Copy out each line of the material below that holds the string "frac".
** Start Materials provided **
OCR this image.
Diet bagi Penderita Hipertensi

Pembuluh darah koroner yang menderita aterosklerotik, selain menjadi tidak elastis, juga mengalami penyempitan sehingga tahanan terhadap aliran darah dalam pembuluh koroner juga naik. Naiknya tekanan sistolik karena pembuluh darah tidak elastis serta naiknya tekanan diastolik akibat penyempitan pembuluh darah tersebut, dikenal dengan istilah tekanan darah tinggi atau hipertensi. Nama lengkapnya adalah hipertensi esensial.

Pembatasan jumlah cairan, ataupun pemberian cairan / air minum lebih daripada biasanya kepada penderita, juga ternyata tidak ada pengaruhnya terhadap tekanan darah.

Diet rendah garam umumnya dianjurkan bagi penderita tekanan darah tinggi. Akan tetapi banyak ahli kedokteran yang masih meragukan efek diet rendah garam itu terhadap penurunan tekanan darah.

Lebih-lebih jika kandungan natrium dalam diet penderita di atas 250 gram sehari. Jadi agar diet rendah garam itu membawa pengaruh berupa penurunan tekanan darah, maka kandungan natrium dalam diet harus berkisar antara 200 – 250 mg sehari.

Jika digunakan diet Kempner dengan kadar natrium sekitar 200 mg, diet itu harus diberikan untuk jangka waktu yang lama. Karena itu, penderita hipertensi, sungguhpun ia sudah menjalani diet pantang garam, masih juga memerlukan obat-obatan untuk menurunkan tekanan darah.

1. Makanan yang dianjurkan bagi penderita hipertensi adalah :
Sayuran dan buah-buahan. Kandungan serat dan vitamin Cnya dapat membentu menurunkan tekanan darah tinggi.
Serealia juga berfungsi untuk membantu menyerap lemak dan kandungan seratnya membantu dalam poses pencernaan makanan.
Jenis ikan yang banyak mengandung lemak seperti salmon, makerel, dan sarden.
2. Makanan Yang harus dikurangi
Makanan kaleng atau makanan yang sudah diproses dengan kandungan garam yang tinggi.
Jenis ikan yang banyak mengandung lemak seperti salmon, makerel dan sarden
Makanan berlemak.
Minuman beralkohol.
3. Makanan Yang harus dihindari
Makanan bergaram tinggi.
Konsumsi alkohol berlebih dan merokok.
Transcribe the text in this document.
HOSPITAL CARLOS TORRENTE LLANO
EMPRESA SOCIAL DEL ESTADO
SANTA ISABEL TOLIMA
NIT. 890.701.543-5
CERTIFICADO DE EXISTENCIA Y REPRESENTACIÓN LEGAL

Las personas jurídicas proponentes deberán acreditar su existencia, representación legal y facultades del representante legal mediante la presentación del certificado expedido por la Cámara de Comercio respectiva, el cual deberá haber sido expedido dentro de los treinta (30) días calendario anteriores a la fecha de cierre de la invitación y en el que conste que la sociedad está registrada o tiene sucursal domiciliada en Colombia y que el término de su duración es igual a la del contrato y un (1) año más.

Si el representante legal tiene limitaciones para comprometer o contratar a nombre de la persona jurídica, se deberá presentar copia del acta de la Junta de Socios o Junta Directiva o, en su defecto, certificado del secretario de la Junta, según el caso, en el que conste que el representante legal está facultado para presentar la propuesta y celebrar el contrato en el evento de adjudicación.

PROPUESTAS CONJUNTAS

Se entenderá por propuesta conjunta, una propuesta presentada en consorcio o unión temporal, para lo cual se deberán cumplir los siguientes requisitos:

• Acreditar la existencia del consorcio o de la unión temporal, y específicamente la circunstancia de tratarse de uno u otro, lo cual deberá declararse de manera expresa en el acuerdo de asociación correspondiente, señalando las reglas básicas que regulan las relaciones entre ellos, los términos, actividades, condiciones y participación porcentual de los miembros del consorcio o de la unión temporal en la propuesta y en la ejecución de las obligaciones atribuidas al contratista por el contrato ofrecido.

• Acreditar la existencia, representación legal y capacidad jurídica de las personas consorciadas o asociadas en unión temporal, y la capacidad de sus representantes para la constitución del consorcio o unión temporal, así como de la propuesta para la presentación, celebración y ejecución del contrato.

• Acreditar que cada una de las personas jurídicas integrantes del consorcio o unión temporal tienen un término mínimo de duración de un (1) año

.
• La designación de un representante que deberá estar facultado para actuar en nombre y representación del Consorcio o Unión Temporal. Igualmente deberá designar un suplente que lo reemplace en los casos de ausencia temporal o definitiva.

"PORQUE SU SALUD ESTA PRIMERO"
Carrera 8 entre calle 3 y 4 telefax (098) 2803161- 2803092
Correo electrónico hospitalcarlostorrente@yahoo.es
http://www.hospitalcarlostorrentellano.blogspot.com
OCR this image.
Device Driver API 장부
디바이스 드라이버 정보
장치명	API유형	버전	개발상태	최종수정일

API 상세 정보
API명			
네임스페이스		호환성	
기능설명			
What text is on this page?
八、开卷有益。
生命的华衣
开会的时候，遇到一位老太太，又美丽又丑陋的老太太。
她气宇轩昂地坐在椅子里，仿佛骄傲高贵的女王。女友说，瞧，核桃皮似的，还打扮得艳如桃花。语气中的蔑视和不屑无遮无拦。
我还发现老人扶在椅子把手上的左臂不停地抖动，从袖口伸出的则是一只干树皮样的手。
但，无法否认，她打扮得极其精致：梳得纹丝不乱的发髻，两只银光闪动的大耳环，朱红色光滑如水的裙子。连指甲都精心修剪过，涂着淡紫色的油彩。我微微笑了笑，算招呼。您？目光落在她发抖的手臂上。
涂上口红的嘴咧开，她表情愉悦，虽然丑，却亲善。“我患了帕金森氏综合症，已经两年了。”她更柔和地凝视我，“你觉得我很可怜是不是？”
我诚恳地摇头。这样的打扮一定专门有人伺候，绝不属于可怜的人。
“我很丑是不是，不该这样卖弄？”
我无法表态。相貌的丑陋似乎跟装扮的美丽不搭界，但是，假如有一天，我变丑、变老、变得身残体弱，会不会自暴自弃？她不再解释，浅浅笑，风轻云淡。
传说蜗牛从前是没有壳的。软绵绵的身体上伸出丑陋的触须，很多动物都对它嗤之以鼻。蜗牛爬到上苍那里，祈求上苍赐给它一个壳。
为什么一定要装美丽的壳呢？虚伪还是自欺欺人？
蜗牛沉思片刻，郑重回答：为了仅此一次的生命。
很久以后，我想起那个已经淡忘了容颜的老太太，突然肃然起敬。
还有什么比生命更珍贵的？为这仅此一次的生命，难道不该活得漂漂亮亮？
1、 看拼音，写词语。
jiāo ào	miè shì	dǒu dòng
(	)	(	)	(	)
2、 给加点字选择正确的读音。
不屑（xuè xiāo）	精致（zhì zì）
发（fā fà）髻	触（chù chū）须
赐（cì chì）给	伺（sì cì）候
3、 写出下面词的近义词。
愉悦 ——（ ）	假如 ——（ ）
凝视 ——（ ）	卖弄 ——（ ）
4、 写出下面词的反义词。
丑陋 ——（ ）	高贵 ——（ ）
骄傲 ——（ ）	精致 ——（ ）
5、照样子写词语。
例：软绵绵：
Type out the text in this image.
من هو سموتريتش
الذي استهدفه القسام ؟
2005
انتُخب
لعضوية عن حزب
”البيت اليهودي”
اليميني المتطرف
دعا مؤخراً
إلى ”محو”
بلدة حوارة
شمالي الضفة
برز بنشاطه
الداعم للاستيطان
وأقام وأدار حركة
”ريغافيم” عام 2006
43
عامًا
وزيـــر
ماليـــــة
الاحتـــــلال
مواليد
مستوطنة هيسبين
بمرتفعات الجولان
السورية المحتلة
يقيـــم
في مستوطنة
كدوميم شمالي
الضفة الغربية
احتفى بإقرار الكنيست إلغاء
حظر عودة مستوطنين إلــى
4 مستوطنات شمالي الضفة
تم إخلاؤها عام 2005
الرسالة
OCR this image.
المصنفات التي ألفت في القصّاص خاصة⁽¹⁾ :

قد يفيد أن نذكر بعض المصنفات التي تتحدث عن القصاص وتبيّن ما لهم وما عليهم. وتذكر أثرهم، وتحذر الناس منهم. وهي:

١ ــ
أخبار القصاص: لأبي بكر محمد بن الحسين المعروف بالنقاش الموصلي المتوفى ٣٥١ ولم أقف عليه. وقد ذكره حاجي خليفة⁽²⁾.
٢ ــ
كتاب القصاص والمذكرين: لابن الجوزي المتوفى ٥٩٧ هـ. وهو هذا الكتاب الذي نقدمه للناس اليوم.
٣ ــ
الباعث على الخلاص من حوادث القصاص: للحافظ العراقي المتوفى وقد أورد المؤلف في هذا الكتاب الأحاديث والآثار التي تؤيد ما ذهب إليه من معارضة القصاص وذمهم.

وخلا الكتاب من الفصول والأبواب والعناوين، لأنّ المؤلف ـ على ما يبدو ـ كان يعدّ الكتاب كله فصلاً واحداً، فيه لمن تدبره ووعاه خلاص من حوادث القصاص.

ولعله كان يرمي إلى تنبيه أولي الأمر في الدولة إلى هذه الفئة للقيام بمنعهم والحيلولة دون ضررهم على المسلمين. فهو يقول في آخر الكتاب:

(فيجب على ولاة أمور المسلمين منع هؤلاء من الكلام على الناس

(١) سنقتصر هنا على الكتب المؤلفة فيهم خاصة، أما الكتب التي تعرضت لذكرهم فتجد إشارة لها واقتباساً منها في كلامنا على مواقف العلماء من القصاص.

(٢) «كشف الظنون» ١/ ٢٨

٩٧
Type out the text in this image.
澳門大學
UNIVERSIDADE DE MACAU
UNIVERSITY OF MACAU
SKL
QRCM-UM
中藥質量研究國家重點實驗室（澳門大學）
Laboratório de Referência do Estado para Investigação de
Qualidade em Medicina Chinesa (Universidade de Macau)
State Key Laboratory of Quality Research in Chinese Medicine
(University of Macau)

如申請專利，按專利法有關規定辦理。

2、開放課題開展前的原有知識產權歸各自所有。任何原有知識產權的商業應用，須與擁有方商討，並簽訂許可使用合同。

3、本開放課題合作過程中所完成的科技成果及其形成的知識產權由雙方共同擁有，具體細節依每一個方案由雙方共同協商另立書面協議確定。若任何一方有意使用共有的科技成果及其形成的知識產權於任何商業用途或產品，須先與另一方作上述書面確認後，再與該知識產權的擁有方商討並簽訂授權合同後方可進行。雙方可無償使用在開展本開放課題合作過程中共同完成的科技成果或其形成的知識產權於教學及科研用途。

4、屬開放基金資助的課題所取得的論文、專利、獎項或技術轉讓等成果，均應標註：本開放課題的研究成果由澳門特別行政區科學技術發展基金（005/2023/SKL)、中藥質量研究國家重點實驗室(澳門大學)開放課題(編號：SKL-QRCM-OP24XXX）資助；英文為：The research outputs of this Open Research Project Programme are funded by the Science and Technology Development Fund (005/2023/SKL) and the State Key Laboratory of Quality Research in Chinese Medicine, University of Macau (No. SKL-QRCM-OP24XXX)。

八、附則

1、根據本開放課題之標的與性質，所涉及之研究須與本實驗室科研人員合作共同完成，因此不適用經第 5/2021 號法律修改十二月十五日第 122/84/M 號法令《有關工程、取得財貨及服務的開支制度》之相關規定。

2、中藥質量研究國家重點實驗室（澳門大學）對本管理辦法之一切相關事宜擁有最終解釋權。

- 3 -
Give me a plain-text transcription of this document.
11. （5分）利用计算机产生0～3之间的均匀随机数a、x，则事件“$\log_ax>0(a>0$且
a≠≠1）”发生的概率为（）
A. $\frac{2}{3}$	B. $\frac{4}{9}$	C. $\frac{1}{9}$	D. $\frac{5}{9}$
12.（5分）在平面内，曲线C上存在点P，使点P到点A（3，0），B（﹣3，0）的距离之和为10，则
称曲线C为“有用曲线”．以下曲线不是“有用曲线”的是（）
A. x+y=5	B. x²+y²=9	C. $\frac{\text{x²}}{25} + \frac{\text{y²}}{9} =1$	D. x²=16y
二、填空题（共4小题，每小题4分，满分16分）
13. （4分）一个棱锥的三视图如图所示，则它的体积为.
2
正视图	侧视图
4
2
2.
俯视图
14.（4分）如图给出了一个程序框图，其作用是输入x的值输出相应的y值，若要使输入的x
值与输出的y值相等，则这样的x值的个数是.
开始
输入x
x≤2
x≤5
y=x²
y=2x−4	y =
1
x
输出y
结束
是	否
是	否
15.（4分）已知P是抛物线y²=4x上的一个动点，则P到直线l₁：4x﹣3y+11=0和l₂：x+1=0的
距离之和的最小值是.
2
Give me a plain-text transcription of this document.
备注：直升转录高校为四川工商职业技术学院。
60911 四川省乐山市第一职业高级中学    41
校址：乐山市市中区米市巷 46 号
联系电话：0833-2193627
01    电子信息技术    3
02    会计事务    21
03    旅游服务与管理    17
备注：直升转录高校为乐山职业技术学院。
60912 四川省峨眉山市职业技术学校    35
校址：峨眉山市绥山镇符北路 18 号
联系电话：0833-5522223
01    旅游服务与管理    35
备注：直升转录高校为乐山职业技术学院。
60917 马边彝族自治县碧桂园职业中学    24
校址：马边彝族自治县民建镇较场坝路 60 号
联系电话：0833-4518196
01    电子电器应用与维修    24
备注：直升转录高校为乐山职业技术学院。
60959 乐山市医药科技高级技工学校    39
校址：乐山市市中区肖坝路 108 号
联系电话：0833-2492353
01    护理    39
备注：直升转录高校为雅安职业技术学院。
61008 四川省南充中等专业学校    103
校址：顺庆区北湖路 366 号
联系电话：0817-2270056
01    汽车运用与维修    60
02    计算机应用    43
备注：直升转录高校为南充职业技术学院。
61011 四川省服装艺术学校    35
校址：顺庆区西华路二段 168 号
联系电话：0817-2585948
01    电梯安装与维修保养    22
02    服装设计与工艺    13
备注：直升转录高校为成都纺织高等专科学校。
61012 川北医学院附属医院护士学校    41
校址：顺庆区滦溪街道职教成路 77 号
** End Materials provided **
→ Result of the exercise
A. $\frac{2}{3}$	B. $\frac{4}{9}$	C. $\frac{1}{9}$	D. $\frac{5}{9}$
A. x+y=5	B. x²+y²=9	C. $\frac{\text{x²}}{25} + \frac{\text{y²}}{9} =1$	D. x²=16y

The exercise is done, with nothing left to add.